| GIVEN TEXT |
******

SUBORDINATION; COMPANY STRUCTURE; SUBSIDIARY CASH FLOW
 
  The Notes are general, unsecured obligations of the Company, subordinated in
right of payment to all existing and future Senior Indebtedness of the
Company. Although, to date, the Company has not incurred a substantial amount
of Senior Indebtedness, the Indenture does not restrict the incurrence of
Senior Indebtedness or other indebtedness by the Company or its subsidiaries.
Under the Indenture, generally, the Company will not be permitted to pay the
principal of, or premium, if any, or interest on the Notes or repurchase,
redeem or otherwise retire any Notes in the event of a default in the payment
of any principal of, premium, if any, or interest on any Senior Indebtedness
when it becomes due and payable, whether at maturity or at a date fixed for
prepayment or by acceleration or otherwise, unless and until such payment
default has been cured or waived, or
 
                                       5
<PAGE>
 
in the event of certain other defaults with respect to Senior Indebtedness. In
addition, the Notes are effectively subordinated to all liabilities of the
Company's subsidiaries, including trade payables. Certain of the Company's
principal assets, including the rights to a significant portion of the
Company's proprietary software technology, are owned by the Company's
subsidiaries. If the Company were to default on any of its payment obligations
in respect to the Notes, trade creditors of such subsidiaries would have a
senior claim to such assets as compared to Holder (as defined) of the Notes.
As of February 28, 1998, the Company had approximately $50.5 million of Senior
Indebtedness and the Company's subsidiaries had approximately $76.6 million of
trade payables and accrued liabilities (excluding intercompany liabilities).

******

| COMPLETE THE FOLLOWING |
1 > For each statement below, say whether it agrees with the passage on note subordination, answering yes or no and quoting the words from that passage that decide it.
(a) The Indenture limits how much Senior Indebtedness the Company may incur.
(b) Rights to a significant portion of the Company's proprietary software technology are owned by the Company's subsidiaries.
(c) As of February 28, 1998, the Company had approximately $76.6 million of Senior Indebtedness.
2 > Carry the passage on note subordination forward, starting right after its last sentence.

******

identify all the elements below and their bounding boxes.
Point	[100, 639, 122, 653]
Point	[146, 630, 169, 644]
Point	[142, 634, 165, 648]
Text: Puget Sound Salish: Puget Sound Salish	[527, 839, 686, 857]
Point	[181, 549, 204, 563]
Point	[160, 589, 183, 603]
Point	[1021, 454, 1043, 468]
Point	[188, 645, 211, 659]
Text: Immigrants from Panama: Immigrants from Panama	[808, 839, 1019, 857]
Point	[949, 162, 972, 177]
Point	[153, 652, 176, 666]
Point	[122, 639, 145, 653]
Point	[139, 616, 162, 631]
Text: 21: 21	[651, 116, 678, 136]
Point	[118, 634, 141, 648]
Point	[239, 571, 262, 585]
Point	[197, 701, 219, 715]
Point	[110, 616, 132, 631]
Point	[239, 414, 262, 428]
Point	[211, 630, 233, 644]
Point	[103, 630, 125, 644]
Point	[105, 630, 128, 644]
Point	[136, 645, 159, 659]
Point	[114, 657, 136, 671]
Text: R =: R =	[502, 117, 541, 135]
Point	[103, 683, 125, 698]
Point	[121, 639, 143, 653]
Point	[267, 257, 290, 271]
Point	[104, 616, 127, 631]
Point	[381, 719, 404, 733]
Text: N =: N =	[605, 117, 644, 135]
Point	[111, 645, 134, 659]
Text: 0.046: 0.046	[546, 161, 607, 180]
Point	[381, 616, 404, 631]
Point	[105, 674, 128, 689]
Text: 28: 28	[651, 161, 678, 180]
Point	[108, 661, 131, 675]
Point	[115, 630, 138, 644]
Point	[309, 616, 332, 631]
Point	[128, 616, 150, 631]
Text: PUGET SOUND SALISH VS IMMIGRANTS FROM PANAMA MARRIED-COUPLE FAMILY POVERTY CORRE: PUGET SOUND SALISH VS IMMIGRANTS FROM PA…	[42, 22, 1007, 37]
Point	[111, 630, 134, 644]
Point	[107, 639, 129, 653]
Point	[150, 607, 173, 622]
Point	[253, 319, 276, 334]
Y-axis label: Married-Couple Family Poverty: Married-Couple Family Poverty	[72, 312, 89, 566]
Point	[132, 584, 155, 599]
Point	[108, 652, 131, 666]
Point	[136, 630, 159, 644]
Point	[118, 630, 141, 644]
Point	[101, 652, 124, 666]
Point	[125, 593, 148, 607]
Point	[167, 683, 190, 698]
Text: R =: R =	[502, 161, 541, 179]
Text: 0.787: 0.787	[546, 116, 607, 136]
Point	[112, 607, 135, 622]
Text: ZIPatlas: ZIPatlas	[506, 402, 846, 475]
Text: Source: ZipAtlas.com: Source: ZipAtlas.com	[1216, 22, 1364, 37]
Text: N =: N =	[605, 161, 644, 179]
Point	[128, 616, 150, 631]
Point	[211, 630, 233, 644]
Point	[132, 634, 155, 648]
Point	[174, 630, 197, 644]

******

| THE RESULTS |
1 >
(a) No: "the Indenture does not restrict the incurrence of Senior Indebtedness or other indebtedness by the Company or its subsidiaries"
(b) Yes: "including the rights to a significant portion of the Company's proprietary software technology, are owned by the Company's subsidiaries"
(c) No: "the Company had approximately $50.5 million of Senior Indebtedness"

2 >
  The Company conducts a significant portion of its operations through its
foreign subsidiaries. Accordingly, the Company may be dependent, from time to
time, in whole or in part, on its ability to obtain funds from such foreign
subsidiaries in order to service its indebtedness, including the Notes. The
Company's foreign subsidiaries may, from time to time, face governmentally
imposed and other restrictions on their ability to transfer funds to the
Company and may incur costs in connection with any such transfers. The Company
anticipates that from time to time it will incur additional indebtedness,
including Senior indebtedness, and that it and its subsidiaries will from time
to time incur additional indebtedness and liabilities. See "Description of
Notes--Subordination."
 
ABSENCE OF PUBLIC MARKET FOR THE NOTES AND RESTRICTIONS ON TRANSFER
 
  The Notes are not currently eligible for trading on any exchange. Although
the Initial Purchasers have advised the Company that the they currently intend
to make a market in the Notes, they are not obligated to do so and may
discontinue such market making at any time without notice. In addition, such
market making activity will be subject to the limits imposed by the Securities
Act and the Exchange Act. Accordingly, there can be no assurance that any
market for the Notes will develop or, if one does develop, that it will be
maintained. If an active market for the Notes fails to develop or be
sustained, the trading price of such Notes could be materially adversely
affected. The Notes are designated for trading on The Portal Market; however,
Notes sold pursuant to this Prospectus will not remain eligible for trading on
The Portal Market.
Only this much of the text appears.